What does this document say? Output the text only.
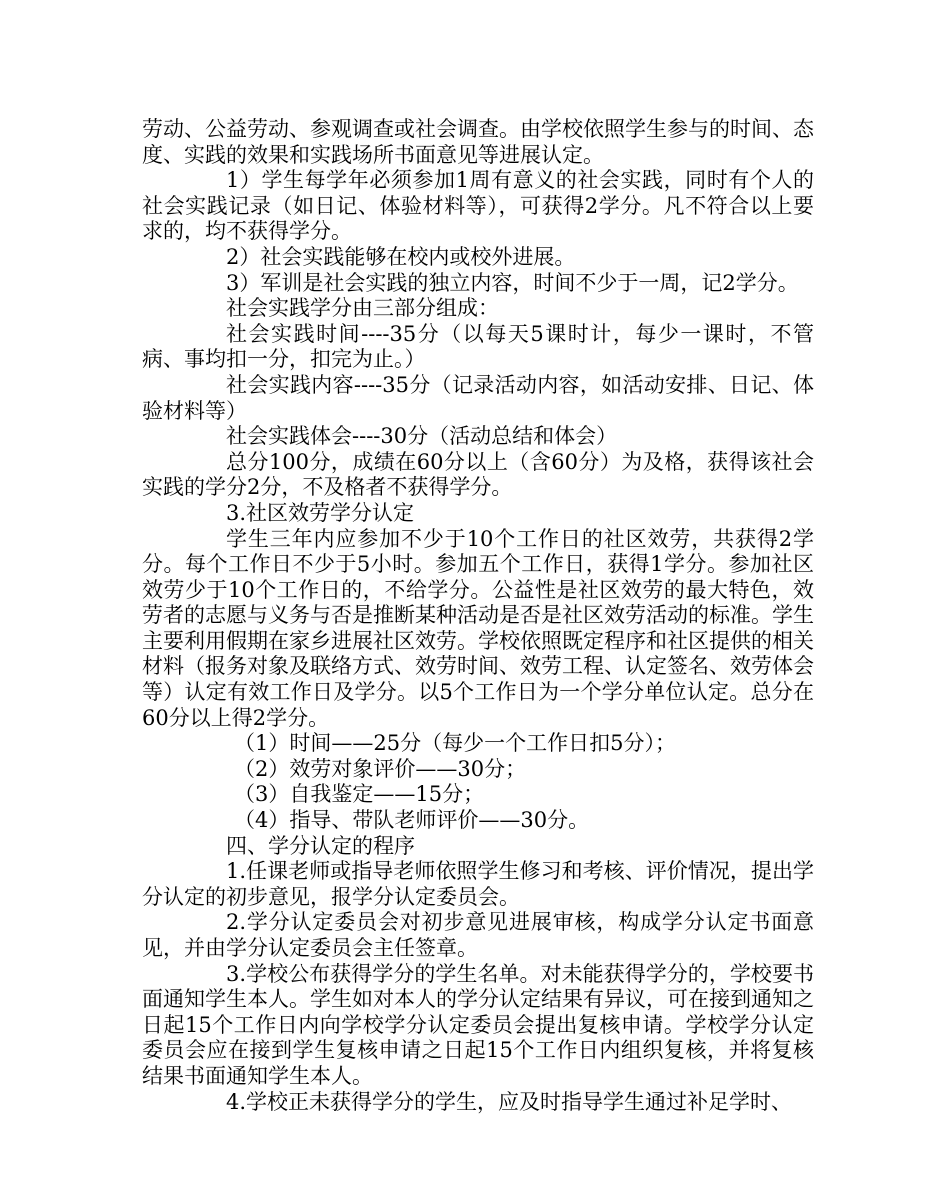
劳动、公益劳动、参观调查或社会调查。由学校依照学生参与的时间、态度、实践的效果和实践场所书面意见等进展认定。

1）学生每学年必须参加1周有意义的社会实践，同时有个人的社会实践记录（如日记、体验材料等），可获得2学分。凡不符合以上要求的，均不获得学分。

2）社会实践能够在校内或校外进展。

3）军训是社会实践的独立内容，时间不少于一周，记2学分。

社会实践学分由三部分组成：

社会实践时间----35分（以每天5课时计，每少一课时，不管病、事均扣一分，扣完为止。）

社会实践内容----35分（记录活动内容，如活动安排、日记、体验材料等）

社会实践体会----30分（活动总结和体会）

总分100分，成绩在60分以上（含60分）为及格，获得该社会实践的学分2分，不及格者不获得学分。

3.社区效劳学分认定

学生三年内应参加不少于10个工作日的社区效劳，共获得2学分。每个工作日不少于5小时。参加五个工作日，获得1学分。参加社区效劳少于10个工作日的，不给学分。公益性是社区效劳的最大特色，效劳者的志愿与义务与否是推断某种活动是否是社区效劳活动的标准。学生主要利用假期在家乡进展社区效劳。学校依照既定程序和社区提供的相关材料（报务对象及联络方式、效劳时间、效劳工程、认定签名、效劳体会等）认定有效工作日及学分。以5个工作日为一个学分单位认定。总分在60分以上得2学分。

（1）时间——25分（每少一个工作日扣5分）；

（2）效劳对象评价——30分；

（3）自我鉴定——15分；

（4）指导、带队老师评价——30分。

四、学分认定的程序

1.任课老师或指导老师依照学生修习和考核、评价情况，提出学分认定的初步意见，报学分认定委员会。

2.学分认定委员会对初步意见进展审核，构成学分认定书面意见，并由学分认定委员会主任签章。

3.学校公布获得学分的学生名单。对未能获得学分的，学校要书面通知学生本人。学生如对本人的学分认定结果有异议，可在接到通知之日起15个工作日内向学校学分认定委员会提出复核申请。学校学分认定委员会应在接到学生复核申请之日起15个工作日内组织复核，并将复核结果书面通知学生本人。

4.学校正未获得学分的学生，应及时指导学生通过补足学时、
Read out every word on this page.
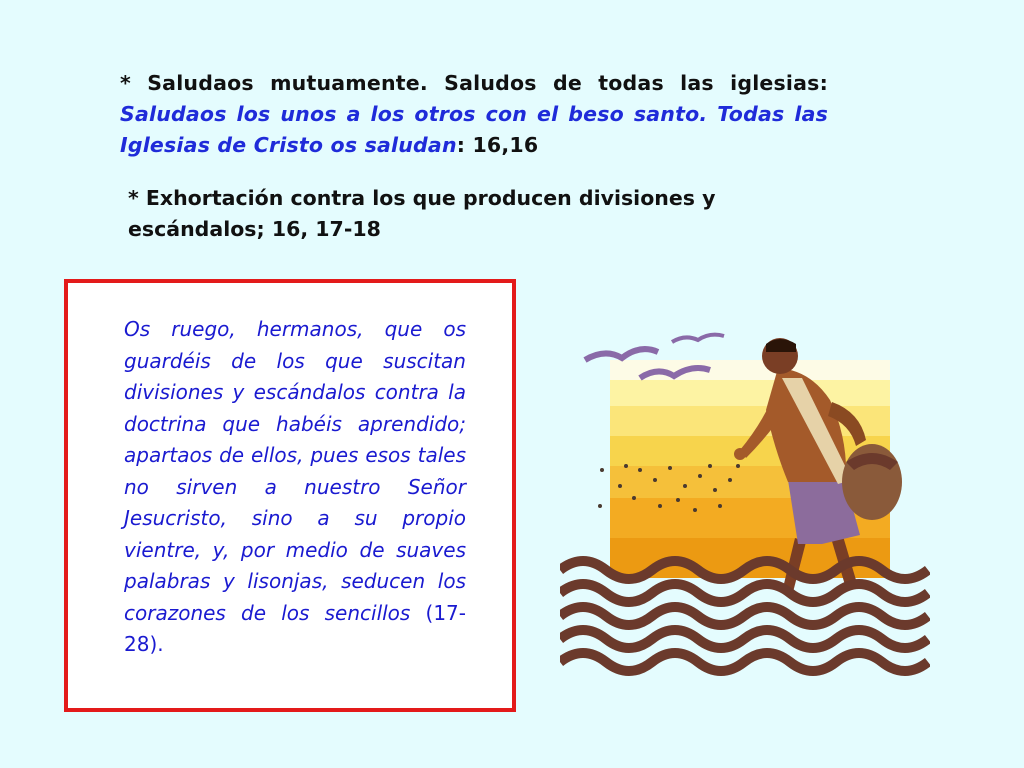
* Saludaos mutuamente. Saludos de todas las iglesias: Saludaos los unos a los otros con el beso santo. Todas las Iglesias de Cristo os saludan: 16,16
* Exhortación contra los que producen divisiones y escándalos; 16, 17-18
Os ruego, hermanos, que os guardéis de los que suscitan divisiones y escándalos contra la doctrina que habéis aprendido; apartaos de ellos, pues esos tales no sirven a nuestro Señor Jesucristo, sino a su propio vientre, y, por medio de suaves palabras y lisonjas, seducen los corazones de los sencillos (17-28).
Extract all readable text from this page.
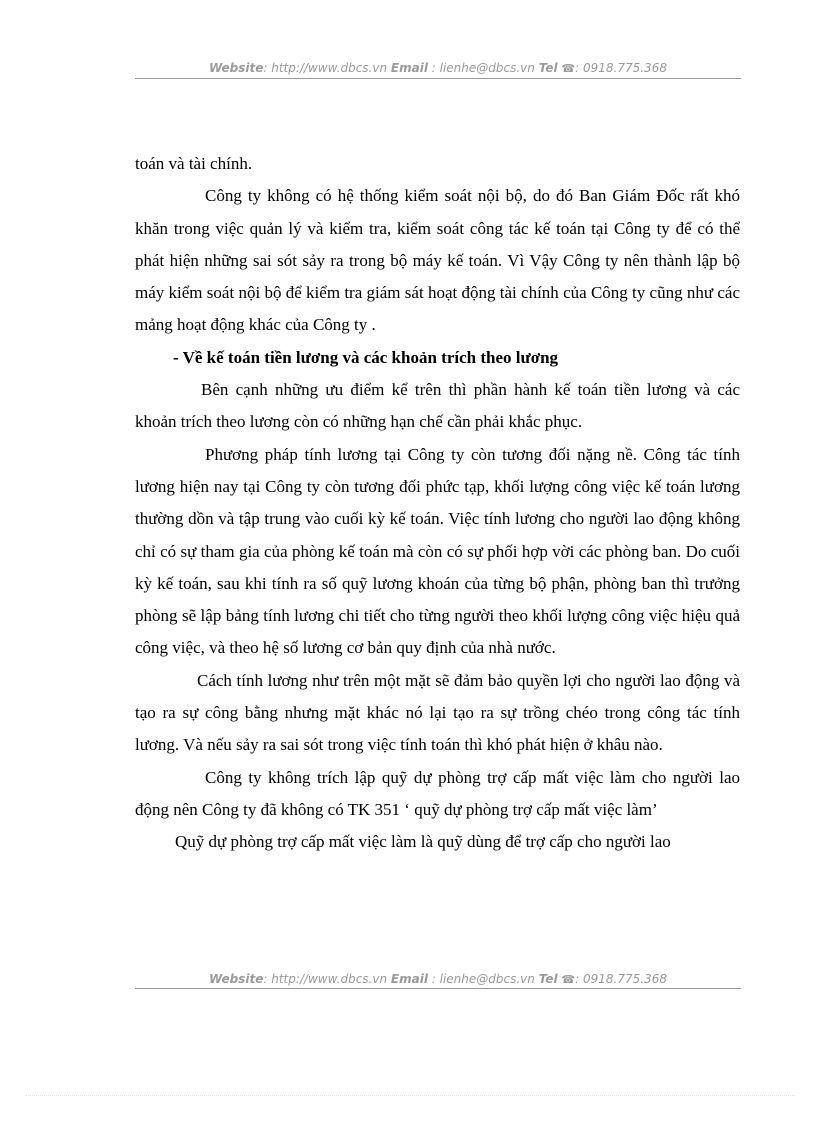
Website: http://www.dbcs.vn Email : lienhe@dbcs.vn Tel ☎: 0918.775.368

toán và tài chính.

Công ty không có hệ thống kiểm soát nội bộ, do đó Ban Giám Đốc rất khó khăn trong việc quản lý và kiểm tra, kiểm soát công tác kế toán tại Công ty để có thể phát hiện những sai sót sảy ra trong bộ máy kế toán. Vì Vậy Công ty nên thành lập bộ máy kiểm soát nội bộ để kiểm tra giám sát hoạt động tài chính của Công ty cũng như các mảng hoạt động khác của Công ty .

- Về kế toán tiền lương và các khoản trích theo lương

Bên cạnh những ưu điểm kể trên thì phần hành kế toán tiền lương và các khoản trích theo lương còn có những hạn chế cần phải khắc phục.

Phương pháp tính lương tại Công ty còn tương đối nặng nề. Công tác tính lương hiện nay tại Công ty còn tương đối phức tạp, khối lượng công việc kế toán lương thường dồn và tập trung vào cuối kỳ kế toán. Việc tính lương cho người lao động không chỉ có sự tham gia của phòng kế toán mà còn có sự phối hợp vời các phòng ban. Do cuối kỳ kế toán, sau khi tính ra số quỹ lương khoán của từng bộ phận, phòng ban thì trưởng phòng sẽ lập bảng tính lương chi tiết cho từng người theo khối lượng công việc hiệu quả công việc, và theo hệ số lương cơ bản quy định của nhà nước.

Cách tính lương như trên một mặt sẽ đảm bảo quyền lợi cho người lao động và tạo ra sự công bằng nhưng mặt khác nó lại tạo ra sự trồng chéo trong công tác tính lương. Và nếu sảy ra sai sót trong việc tính toán thì khó phát hiện ở khâu nào.

Công ty không trích lập quỹ dự phòng trợ cấp mất việc làm cho người lao động nên Công ty đã không có TK 351 ‘ quỹ dự phòng trợ cấp mất việc làm’

Quỹ dự phòng trợ cấp mất việc làm là quỹ dùng để trợ cấp cho người lao

Website: http://www.dbcs.vn Email : lienhe@dbcs.vn Tel ☎: 0918.775.368
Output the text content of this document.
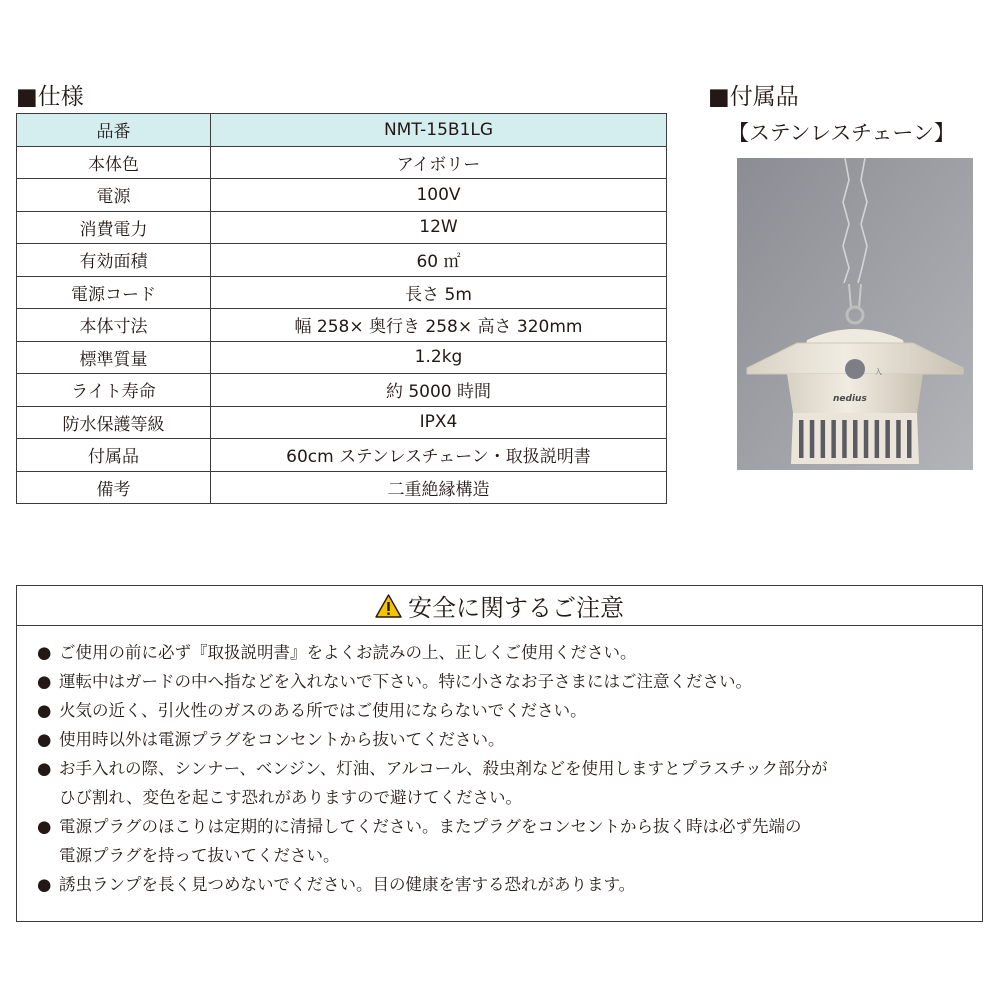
■仕様
品番	NMT-15B1LG
本体色	アイボリー
電源	100V
消費電力	12W
有効面積	60 ㎡
電源コード	長さ 5m
本体寸法	幅 258× 奥行き 258× 高さ 320mm
標準質量	1.2kg
ライト寿命	約 5000 時間
防水保護等級	IPX4
付属品	60cm ステンレスチェーン・取扱説明書
備考	二重絶縁構造
■付属品
【ステンレスチェーン】
入
nedius
安全に関するご注意
● ご使用の前に必ず『取扱説明書』をよくお読みの上、正しくご使用ください。
● 運転中はガードの中へ指などを入れないで下さい。特に小さなお子さまにはご注意ください。
● 火気の近く、引火性のガスのある所ではご使用にならないでください。
● 使用時以外は電源プラグをコンセントから抜いてください。
● お手入れの際、シンナー、ベンジン、灯油、アルコール、殺虫剤などを使用しますとプラスチック部分が
ひび割れ、変色を起こす恐れがありますので避けてください。
● 電源プラグのほこりは定期的に清掃してください。またプラグをコンセントから抜く時は必ず先端の
電源プラグを持って抜いてください。
● 誘虫ランプを長く見つめないでください。目の健康を害する恐れがあります。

==*==

* **WHAT THE TASK REQUIRES**
Determine how many lines in the listing above hold the word "document", answering with the number only.

* **RESULT OF THE TASK**
2